== Passage provided ==
As diplomatic relations between Havana and Washington thaw, pressure for reform within Cuba is mounting. While there have been immediate economic benefits for Cuba, Bert Hoffmann looks at the limits on just how far political change in the country will go and how this might affect US-Cuban relations.
On 20 July, the US Embassy in Havana officially reopened, marking the culmination of the policy of détente begun in December 2014. Although the trade embargo remains, for the most part, in place – it can only be lifted by Congress and not the president – perceptions of the US as a hostile force in Cuba are changing, and fast. But is the diplomatic thaw likely to be reflected in greater openness to economic reform, or increased scope for participation and diversity of opinion within the country?
In 1961, at the height of the Cold War, Washington cut diplomatic ties with Cuba. The revolutionary government in Havana declared its “socialist character”, and found a powerful ally in the USSR. This was the beginning of a long period of seemingly irreconcilable enmity between Castro’s Cuba and the US. Cuban emigrants settling in Florida and New Jersey formed an influential lobby which, together with the conservative establishment in Washington, would continue to fuel anti-Castro sentiment in the US for two and half decades after the end of the Cold War.
While the embargo policy adopted by Washington dealt a major blow to the Cuban economy, in political terms the rivalry with the US proved to be an invaluable source of stability. For over half a century, every conflict on the domestic front could be framed as part of the larger battle between Cuba and the enemy abroad. More than any of the teachings of Marx or Lenin, this rivalry provided crucial legitimation for Cuba’s single-party state. There could only be one party, as any others would be exploited by the forces of imperialism to destroy the revolution. Opponents of the regime were labelled mercenaries of the US; dissenters were condemned as a “fifth column”. Pluralism in the media was unthinkable: in the war with the US, the ranks needed to be kept tightly closed.
Credit: Day Donaldson (Flickr, CC-BY-2.0)

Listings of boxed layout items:

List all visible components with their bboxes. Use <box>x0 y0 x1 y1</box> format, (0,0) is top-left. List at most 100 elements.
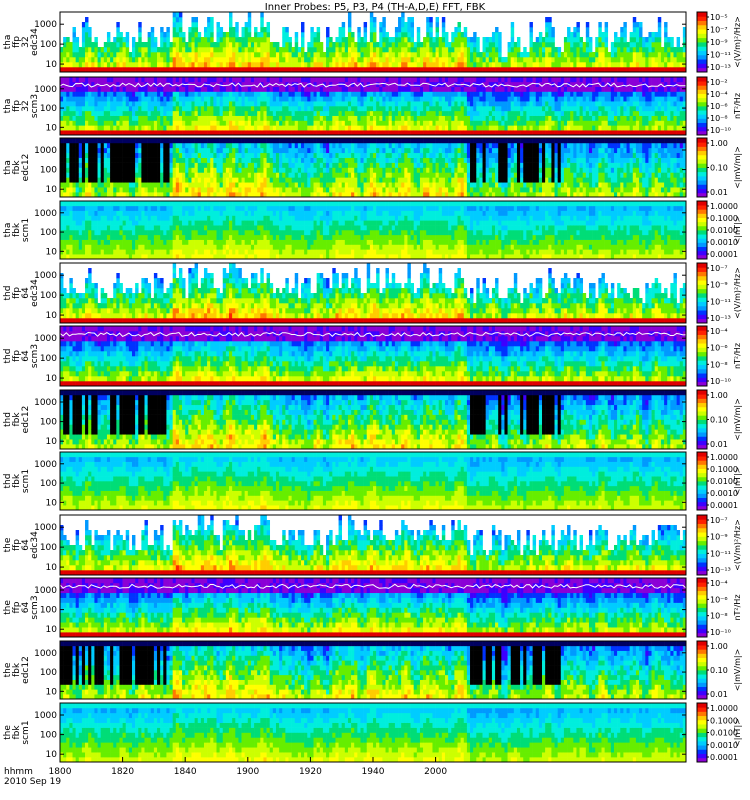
spectrogram-cell <box>213 57 216 62</box>
spectrogram-cell <box>248 42 251 47</box>
colorbar-segment <box>697 63 707 68</box>
spectrogram-cell <box>464 57 467 62</box>
spectrogram-cell <box>235 42 238 47</box>
spectrogram-cell <box>260 52 263 57</box>
spectrogram-cell <box>442 37 445 42</box>
spectrogram-cell <box>229 22 232 27</box>
spectrogram-cell <box>163 116 166 121</box>
spectrogram-cell <box>664 42 667 47</box>
spectrogram-cell <box>110 62 113 67</box>
spectrogram-cell <box>517 42 520 47</box>
panel-label-line: edc34 <box>30 28 40 56</box>
spectrogram-cell <box>514 42 517 47</box>
spectrogram-cell <box>351 37 354 42</box>
spectrogram-cell <box>501 57 504 62</box>
spectrogram-cell <box>145 116 148 121</box>
spectrogram-cell <box>573 47 576 52</box>
spectrogram-cell <box>148 32 151 37</box>
spectrogram-cell <box>620 57 623 62</box>
spectrogram-cell <box>282 42 285 47</box>
spectrogram-cell <box>623 52 626 57</box>
spectrogram-cell <box>116 27 119 32</box>
spectrogram-cell <box>677 52 680 57</box>
spectrogram-cell <box>645 42 648 47</box>
spectrogram-cell <box>154 62 157 67</box>
spectrogram-cell <box>576 42 579 47</box>
spectrogram-cell <box>623 62 626 67</box>
spectrogram-cell <box>401 32 404 37</box>
spectrogram-cell <box>98 106 101 111</box>
spectrogram-cell <box>248 27 251 32</box>
spectrogram-cell <box>335 52 338 57</box>
spectrogram-cell <box>94 101 97 106</box>
spectrogram-cell <box>473 32 476 37</box>
spectrogram-cell <box>104 57 107 62</box>
spectrogram-cell <box>364 62 367 67</box>
spectrogram-cell <box>138 32 141 37</box>
spectrogram-cell <box>73 101 76 106</box>
spectrogram-cell <box>667 37 670 42</box>
spectrogram-cell <box>526 62 529 67</box>
spectrogram-cell <box>285 32 288 37</box>
spectrogram-cell <box>345 57 348 62</box>
spectrogram-cell <box>260 47 263 52</box>
spectrogram-cell <box>489 37 492 42</box>
spectrogram-cell <box>542 52 545 57</box>
colorbar-segment <box>697 42 707 47</box>
spectrogram-cell <box>163 57 166 62</box>
spectrogram-cell <box>627 47 630 52</box>
spectrogram-cell <box>542 47 545 52</box>
spectrogram-cell <box>157 52 160 57</box>
spectrogram-cell <box>151 92 154 97</box>
spectrogram-cell <box>166 62 169 67</box>
spectrogram-cell <box>379 27 382 32</box>
spectrogram-cell <box>307 62 310 67</box>
spectrogram-cell <box>138 87 141 92</box>
spectrogram-cell <box>633 57 636 62</box>
spectrogram-cell <box>614 42 617 47</box>
spectrogram-cell <box>126 121 129 126</box>
spectrogram-cell <box>345 47 348 52</box>
spectrogram-cell <box>573 42 576 47</box>
spectrogram-cell <box>658 32 661 37</box>
colorbar-tick-label: 10⁻¹³ <box>710 63 731 72</box>
spectrogram-cell <box>173 22 176 27</box>
spectrogram-cell <box>595 57 598 62</box>
spectrogram-cell <box>76 52 79 57</box>
spectrogram-cell <box>285 57 288 62</box>
spectrogram-cell <box>157 111 160 116</box>
colorbar-tick-label: 10⁻⁹ <box>710 38 728 47</box>
spectrogram-cell <box>160 57 163 62</box>
spectrogram-cell <box>182 42 185 47</box>
spectrogram-cell <box>339 42 342 47</box>
spectrogram-cell <box>198 57 201 62</box>
spectrogram-cell <box>511 57 514 62</box>
spectrogram-cell <box>245 62 248 67</box>
spectrogram-cell <box>119 106 122 111</box>
spectrogram-cell <box>179 62 182 67</box>
spectrogram-cell <box>426 47 429 52</box>
colorbar-segment <box>697 29 707 34</box>
spectrogram-cell <box>223 42 226 47</box>
spectrogram-cell <box>404 47 407 52</box>
spectrogram-cell <box>273 62 276 67</box>
spectrogram-cell <box>151 116 154 121</box>
spectrogram-cell <box>207 37 210 42</box>
spectrogram-cell <box>445 52 448 57</box>
spectrogram-cell <box>60 47 63 52</box>
spectrogram-cell <box>451 52 454 57</box>
spectrogram-cell <box>223 37 226 42</box>
spectrogram-cell <box>204 57 207 62</box>
spectrogram-cell <box>373 52 376 57</box>
spectrogram-cell <box>417 47 420 52</box>
spectrogram-cell <box>201 47 204 52</box>
spectrogram-cell <box>176 17 179 22</box>
spectrogram-cell <box>411 32 414 37</box>
spectrogram-cell <box>483 62 486 67</box>
spectrogram-cell <box>432 37 435 42</box>
spectrogram-cell <box>476 47 479 52</box>
spectrogram-cell <box>217 52 220 57</box>
spectrogram-cell <box>476 37 479 42</box>
spectrogram-cell <box>445 47 448 52</box>
spectrogram-cell <box>248 52 251 57</box>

== Work to do ==
Write the next part of the passage on Cuba's relations with the United States, picking up after its final sentence. The rows were drawn from a different source than the passage.

== Task output ==
Limited reforms rather than regime change
In this light, the easing of international tension now presents the government in Havana with significant domestic challenges. As pressure from abroad decreases, expectations of increased freedoms at home are growing among the population. Accordingly, the government must tread a very narrow path: on one hand, it is anxious to avoid any appearance of losing control, and firmly rejects any suggestion of democratisation in the form of a political regime change. On the other, Fidel Castro’s successor, Raúl Castro, and his administration are seeking to establish a discourse of reform which goes beyond economic issues and promises a limited, gradual process of change extending into the political and social arena.
Visible signs of this “slow-motion glasnost” include the government’s announcement, in late February, of a reform of Cuba’s electoral system. Even though the move is clearly not intended to bring about free elections in the western sense, the debate sparked by the announcement was remarkable. When the Communist Youth newspaper set up an online forum on the issue, political demands were made with a forthrightness which would have been inconceivable in the past, ranging from direct election of the head of state and clear separation of the executive and legislative branches to an open call for a multi-party system.
Public Wi-Fi but no independent demonstrations
A further example is access to the internet. In this regard, Cuba is the most restrictive country in the continent. The measures enacted by President Obama last December include access to the Cuban market for US internet companies. In spite of its concerns about ideological infiltration, the Cuban government did not react with harsher restrictions, but instead took further steps towards a gradual increase in openness. In late June, a number of public Wi-Fi access points were set up in the Cuban capital, and the prohibitively high access costs were lowered. What is more, a leaked government development plan provides for continued expansion of broadband connections in the coming years.
As far as the state-run media is concerned, signs of greater permissiveness in relation to critical reporting remain few and far between. Meanwhile, however, numerous digital publications have arisen in the public domain which overstep the traditional limits of the Cuban media landscape by a wide margin. These publications exist in a legal grey area, but are tolerated in practice.
How far this gradual “opening up” can go remains to be seen. The government has made it very clear that independent demonstrations in public remain forbidden, and a critical performance planned by artist Tania Bruguera following the historic announcement by Raúl Castro and Barack Obama in late December 2014 in the Plaza de la Revolución was shut down before it even began.
In economic terms, political reconciliation with the US has brought immediate benefits. The number of visitors to the country alone rose by more than 20 percent in the first half of 2015 compared to the previous year, primarily as a result of the suspension of travel restrictions for US citizens. Thawing relations have also made the country suddenly more attractive to investors. Many companies have come to regard the trade embargo as a lame duck, believing it to be only a matter of time until it is eroded or abolished altogether. Meanwhile, the restoration of trade with the US market would greatly improve the economic outlook of what is currently Cuba’s largest investment project, a deep sea port with a free trade zone in Mariel, to the west of Havana.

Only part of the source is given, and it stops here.